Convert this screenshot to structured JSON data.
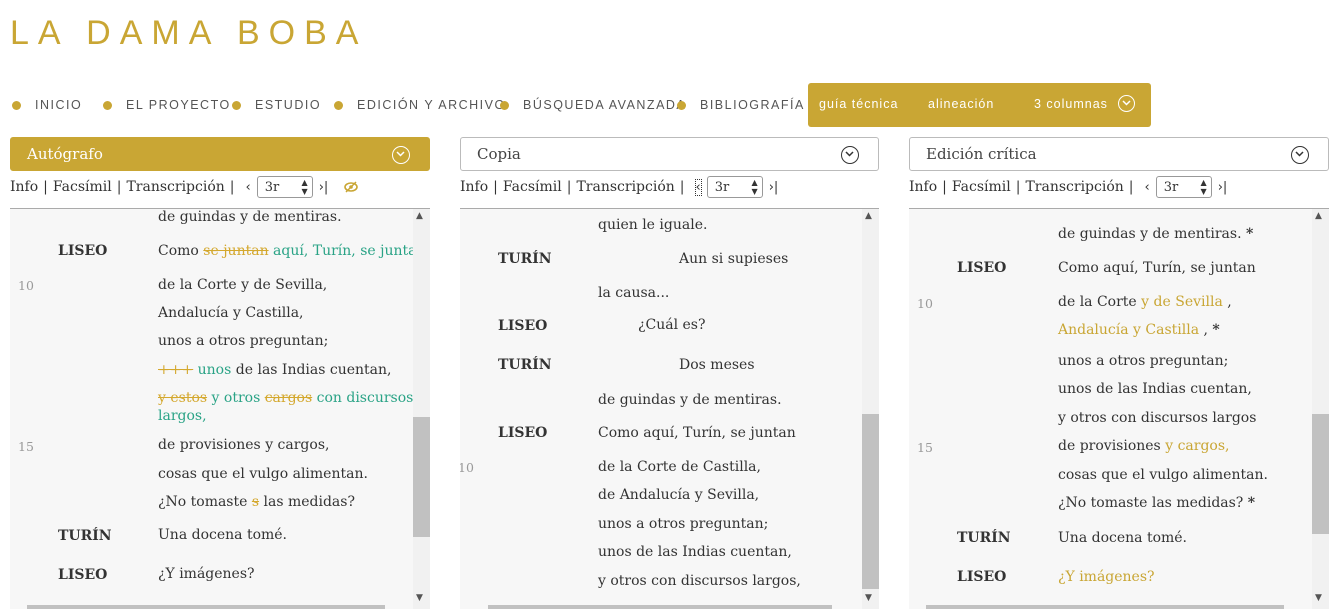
{
  "site_title": "LA DAMA BOBA",
  "nav": [
    "INICIO",
    "EL PROYECTO",
    "ESTUDIO",
    "EDICIÓN Y ARCHIVO",
    "BÚSQUEDA AVANZADA",
    "BIBLIOGRAFÍA"
  ],
  "tools": {
    "guide": "guía técnica",
    "align": "alineación",
    "columns": "3 columnas"
  },
  "colors": {
    "accent": "#c9a634",
    "added": "#2aa386",
    "deleted": "#d4a82e"
  },
  "toolbar": {
    "info": "Info",
    "facsimile": "Facsímil",
    "transcription": "Transcripción",
    "page": "3r",
    "sep": "|"
  },
  "panels": [
    {
      "title": "Autógrafo",
      "lines": {
        "l1": "de guindas y de mentiras.",
        "sp1": "LISEO",
        "l2a": "Como ",
        "l2b": "se juntan",
        "l2c": " aquí, Turín, se juntan",
        "n10": "10",
        "l3": "de la Corte y de Sevilla,",
        "l4": "Andalucía y Castilla,",
        "l5": "unos a otros preguntan;",
        "l6a": "+++",
        "l6b": " unos",
        "l6c": " de las Indias cuentan,",
        "l7a": "y estos",
        "l7b": " y otros ",
        "l7c": "cargos",
        "l7d": " con discursos",
        "l7e": "largos,",
        "n15": "15",
        "l8": "de provisiones y cargos,",
        "l9": "cosas que el vulgo alimentan.",
        "l10a": "¿No tomaste ",
        "l10b": "s",
        "l10c": " las medidas?",
        "sp2": "TURÍN",
        "l11": "Una docena tomé.",
        "sp3": "LISEO",
        "l12": "¿Y imágenes?"
      }
    },
    {
      "title": "Copia",
      "lines": {
        "l1": "quien le iguale.",
        "sp1": "TURÍN",
        "l2": "Aun si supieses",
        "l3": "la causa...",
        "sp2": "LISEO",
        "l4": "¿Cuál es?",
        "sp3": "TURÍN",
        "l5": "Dos meses",
        "l6": "de guindas y de mentiras.",
        "sp4": "LISEO",
        "l7": "Como aquí, Turín, se juntan",
        "n10": "10",
        "l8": "de la Corte de Castilla,",
        "l9": "de Andalucía y Sevilla,",
        "l10": "unos a otros preguntan;",
        "l11": "unos de las Indias cuentan,",
        "l12": "y otros con discursos largos,"
      }
    },
    {
      "title": "Edición crítica",
      "lines": {
        "l1": "de guindas y de mentiras.",
        "ast": "*",
        "sp1": "LISEO",
        "l2": "Como aquí, Turín, se juntan",
        "n10": "10",
        "l3a": "de la Corte ",
        "l3b": "y de Sevilla",
        "l3c": " ,",
        "l4a": "Andalucía y Castilla",
        "l4b": " ,",
        "l5": "unos a otros preguntan;",
        "l6": "unos de las Indias cuentan,",
        "l7": "y otros con discursos largos",
        "n15": "15",
        "l8a": "de provisiones ",
        "l8b": "y cargos,",
        "l9": "cosas que el vulgo alimentan.",
        "l10": "¿No tomaste las medidas?",
        "sp2": "TURÍN",
        "l11": "Una docena tomé.",
        "sp3": "LISEO",
        "l12": "¿Y imágenes?"
      }
    }
  ]
}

============

> _TASK REQUIREMENTS_: Bring together all lines of the entries above in which the string "juntan" occurs.

> _REPLY TO THE EXERCISE_:
        "l2b": "se juntan",
        "l2c": " aquí, Turín, se juntan",
        "l7": "Como aquí, Turín, se juntan",
        "l2": "Como aquí, Turín, se juntan",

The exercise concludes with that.